### WHAT TO WORK ON
Locate every line in the material below that has the word "Number". Copy each of those lines.

### INPUT ROWS
####################

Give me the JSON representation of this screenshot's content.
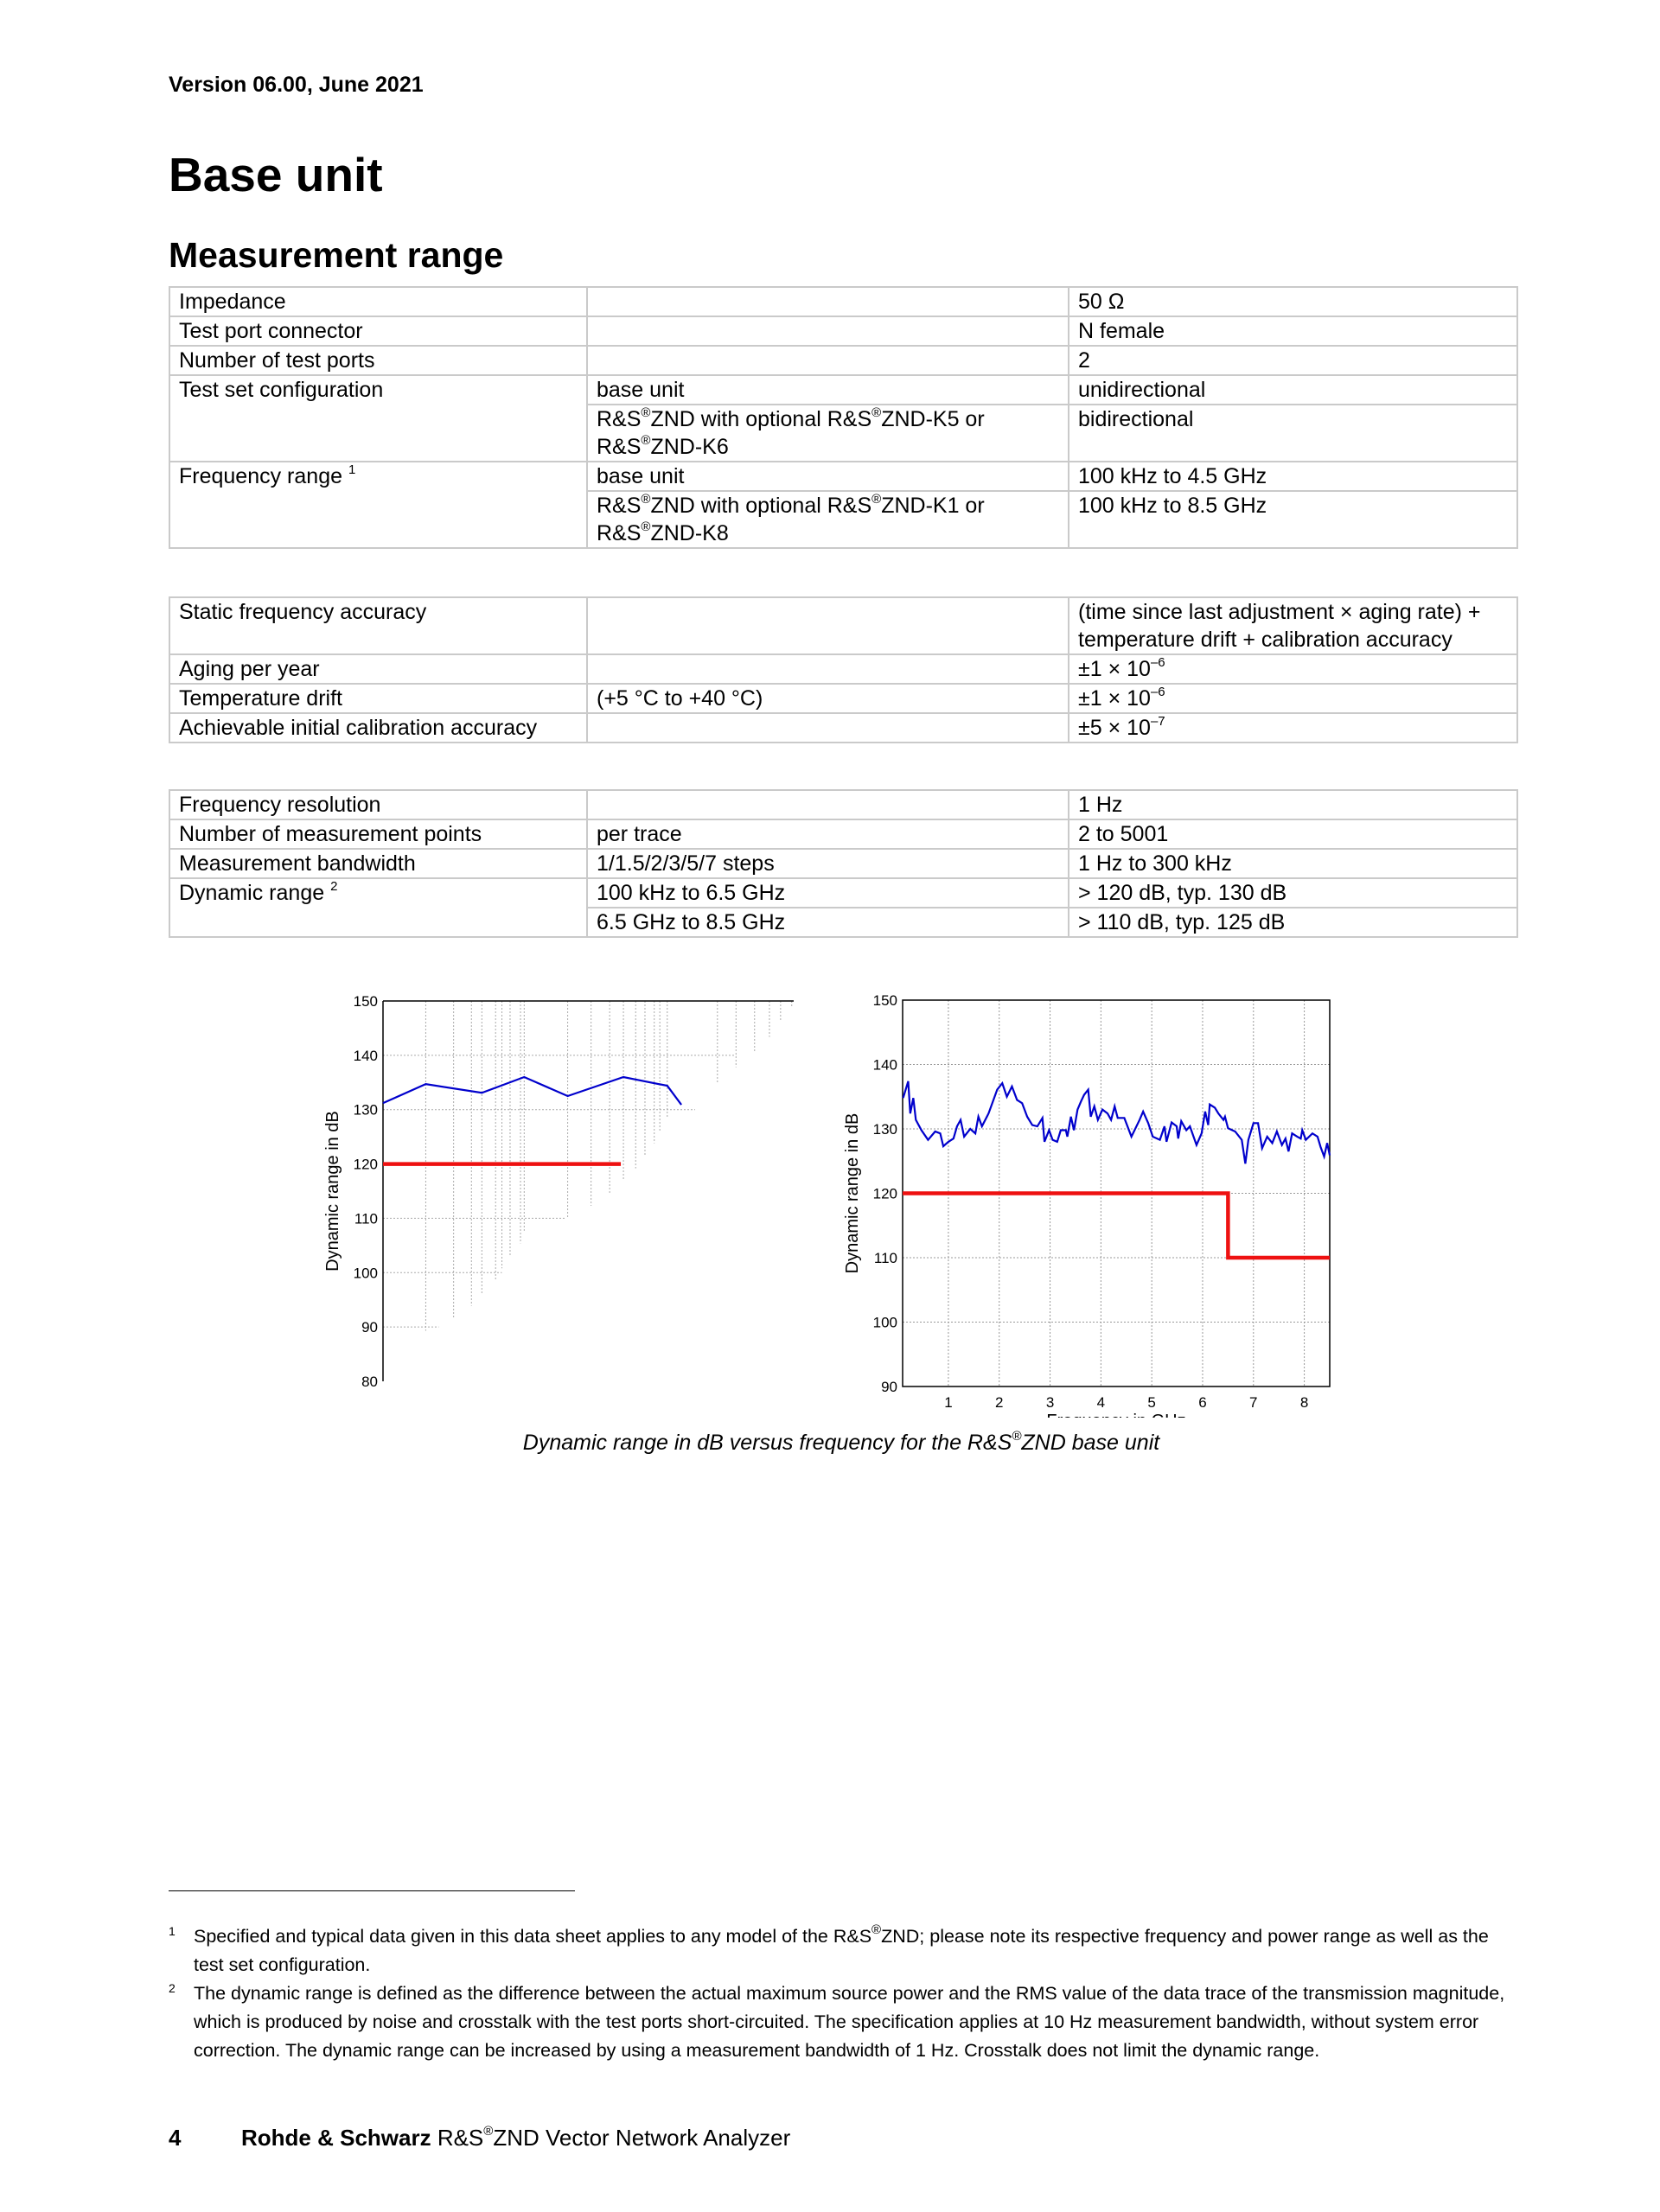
{
  "header": {
    "version": "Version 06.00, June 2021"
  },
  "page_title": "Base unit",
  "section_title": "Measurement range",
  "table1": {
    "rows": [
      {
        "param": "Impedance",
        "cond": "",
        "value": "50 Ω"
      },
      {
        "param": "Test port connector",
        "cond": "",
        "value": "N female"
      },
      {
        "param": "Number of test ports",
        "cond": "",
        "value": "2"
      },
      {
        "param": "Test set configuration",
        "cond": "base unit",
        "value": "unidirectional"
      },
      {
        "param": "",
        "cond": "R&S®ZND with optional R&S®ZND-K5 or R&S®ZND-K6",
        "value": "bidirectional"
      },
      {
        "param": "Frequency range",
        "param_note": "1",
        "cond": "base unit",
        "value": "100 kHz to 4.5 GHz"
      },
      {
        "param": "",
        "cond": "R&S®ZND with optional R&S®ZND-K1 or R&S®ZND-K8",
        "value": "100 kHz to 8.5 GHz"
      }
    ]
  },
  "table2": {
    "rows": [
      {
        "param": "Static frequency accuracy",
        "cond": "",
        "value": "(time since last adjustment × aging rate) + temperature drift + calibration accuracy"
      },
      {
        "param": "Aging per year",
        "cond": "",
        "value": "±1 × 10",
        "exp": "–6"
      },
      {
        "param": "Temperature drift",
        "cond": "(+5 °C to +40 °C)",
        "value": "±1 × 10",
        "exp": "–6"
      },
      {
        "param": "Achievable initial calibration accuracy",
        "cond": "",
        "value": "±5 × 10",
        "exp": "–7"
      }
    ]
  },
  "table3": {
    "rows": [
      {
        "param": "Frequency resolution",
        "cond": "",
        "value": "1 Hz"
      },
      {
        "param": "Number of measurement points",
        "cond": "per trace",
        "value": "2 to 5001"
      },
      {
        "param": "Measurement bandwidth",
        "cond": "1/1.5/2/3/5/7 steps",
        "value": "1 Hz to 300 kHz"
      },
      {
        "param": "Dynamic range",
        "param_note": "2",
        "cond": "100 kHz to 6.5 GHz",
        "value": "> 120 dB, typ. 130 dB"
      },
      {
        "param": "",
        "cond": "6.5 GHz to 8.5 GHz",
        "value": "> 110 dB, typ. 125 dB"
      }
    ]
  },
  "chart_data": [
    {
      "type": "line",
      "title": "",
      "xlabel": "",
      "ylabel": "Dynamic range in dB",
      "ylim": [
        80,
        150
      ],
      "yticks": [
        "150",
        "140",
        "130",
        "120",
        "110",
        "100",
        "90",
        "80"
      ],
      "xlim": [
        0.1,
        8.5
      ],
      "grid": true,
      "colors": {
        "typical": "#0000cc",
        "spec": "#ee1111"
      },
      "series": [
        {
          "x": [
            0.1,
            1.25,
            2.76,
            3.9,
            5.07,
            6.57,
            7.75,
            8.13
          ],
          "y": [
            131.2,
            134.7,
            133.1,
            136.0,
            132.5,
            136.0,
            134.4,
            130.9
          ]
        },
        {
          "x": [
            0.1,
            6.5
          ],
          "y": [
            120,
            120
          ]
        }
      ]
    },
    {
      "type": "line",
      "title": "",
      "xlabel": "Frequency in GHz",
      "ylabel": "Dynamic range in dB",
      "ylim": [
        90,
        150
      ],
      "xlim": [
        0.1,
        8.5
      ],
      "xticks": [
        "1",
        "2",
        "3",
        "4",
        "5",
        "6",
        "7",
        "8"
      ],
      "yticks": [
        "150",
        "140",
        "130",
        "120",
        "110",
        "100",
        "90"
      ],
      "grid": true,
      "colors": {
        "typical": "#0000cc",
        "spec": "#ee1111"
      },
      "series": [
        {
          "x": [
            0.11,
            0.21,
            0.25,
            0.31,
            0.36,
            0.47,
            0.6,
            0.74,
            0.84,
            0.9,
            1.0,
            1.1,
            1.17,
            1.24,
            1.31,
            1.43,
            1.53,
            1.59,
            1.66,
            1.79,
            1.96,
            2.06,
            2.15,
            2.25,
            2.35,
            2.45,
            2.55,
            2.65,
            2.75,
            2.85,
            2.89,
            2.98,
            3.05,
            3.14,
            3.21,
            3.31,
            3.34,
            3.41,
            3.47,
            3.54,
            3.61,
            3.67,
            3.75,
            3.8,
            3.87,
            3.94,
            4.03,
            4.13,
            4.2,
            4.27,
            4.33,
            4.46,
            4.6,
            4.76,
            4.83,
            4.93,
            5.02,
            5.16,
            5.25,
            5.29,
            5.39,
            5.49,
            5.52,
            5.58,
            5.68,
            5.75,
            5.88,
            5.98,
            6.05,
            6.11,
            6.14,
            6.24,
            6.31,
            6.41,
            6.44,
            6.5,
            6.64,
            6.77,
            6.84,
            6.9,
            7.0,
            7.09,
            7.17,
            7.27,
            7.37,
            7.46,
            7.56,
            7.63,
            7.69,
            7.76,
            7.86,
            7.93,
            7.96,
            8.03,
            8.16,
            8.26,
            8.32,
            8.39,
            8.45,
            8.5
          ],
          "y": [
            134.8,
            137.4,
            132.4,
            134.8,
            131.4,
            129.8,
            128.3,
            129.6,
            129.3,
            127.3,
            128,
            128.5,
            130.4,
            131.4,
            128.8,
            130,
            129.3,
            131.9,
            130.4,
            132.4,
            136.1,
            137.1,
            135,
            136.6,
            134.5,
            134,
            131.9,
            130.6,
            130.4,
            131.7,
            128,
            129.8,
            128.3,
            128,
            129.8,
            129.8,
            128.8,
            131.9,
            129.8,
            133,
            134.3,
            135.3,
            136.1,
            131.9,
            133.5,
            131.4,
            133,
            132.4,
            131.4,
            133.5,
            131.7,
            131.7,
            128.8,
            131.4,
            132.7,
            130.9,
            128.8,
            128.3,
            130.4,
            128,
            131,
            130.4,
            128.5,
            131.2,
            129.8,
            130.4,
            127.5,
            129.3,
            132.7,
            130.6,
            133.8,
            133.3,
            132.4,
            131.4,
            131.9,
            130.1,
            129.6,
            128.3,
            124.6,
            128.3,
            130.9,
            130.9,
            127,
            128.8,
            127.8,
            129.6,
            127.5,
            128.5,
            126.5,
            129.3,
            128.8,
            128.5,
            129.8,
            128.3,
            129.3,
            128.8,
            127.2,
            125.7,
            127.8,
            125.9
          ]
        },
        {
          "x": [
            0.1,
            6.5,
            6.5,
            8.5
          ],
          "y": [
            120,
            120,
            110,
            110
          ]
        }
      ]
    }
  ],
  "caption": "Dynamic range in dB versus frequency for the R&S®ZND base unit",
  "footnotes": [
    {
      "num": "1",
      "text": "Specified and typical data given in this data sheet applies to any model of the R&S®ZND; please note its respective frequency and power range as well as the test set configuration."
    },
    {
      "num": "2",
      "text": "The dynamic range is defined as the difference between the actual maximum source power and the RMS value of the data trace of the transmission magnitude, which is produced by noise and crosstalk with the test ports short-circuited. The specification applies at 10 Hz measurement bandwidth, without system error correction. The dynamic range can be increased by using a measurement bandwidth of 1 Hz. Crosstalk does not limit the dynamic range."
    }
  ],
  "footer": {
    "page": "4",
    "brand": "Rohde & Schwarz",
    "product": " R&S®ZND Vector Network Analyzer"
  }
}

####################

### PROBLEM SOLUTION
        "param": "Number of test ports",
        "param": "Number of measurement points",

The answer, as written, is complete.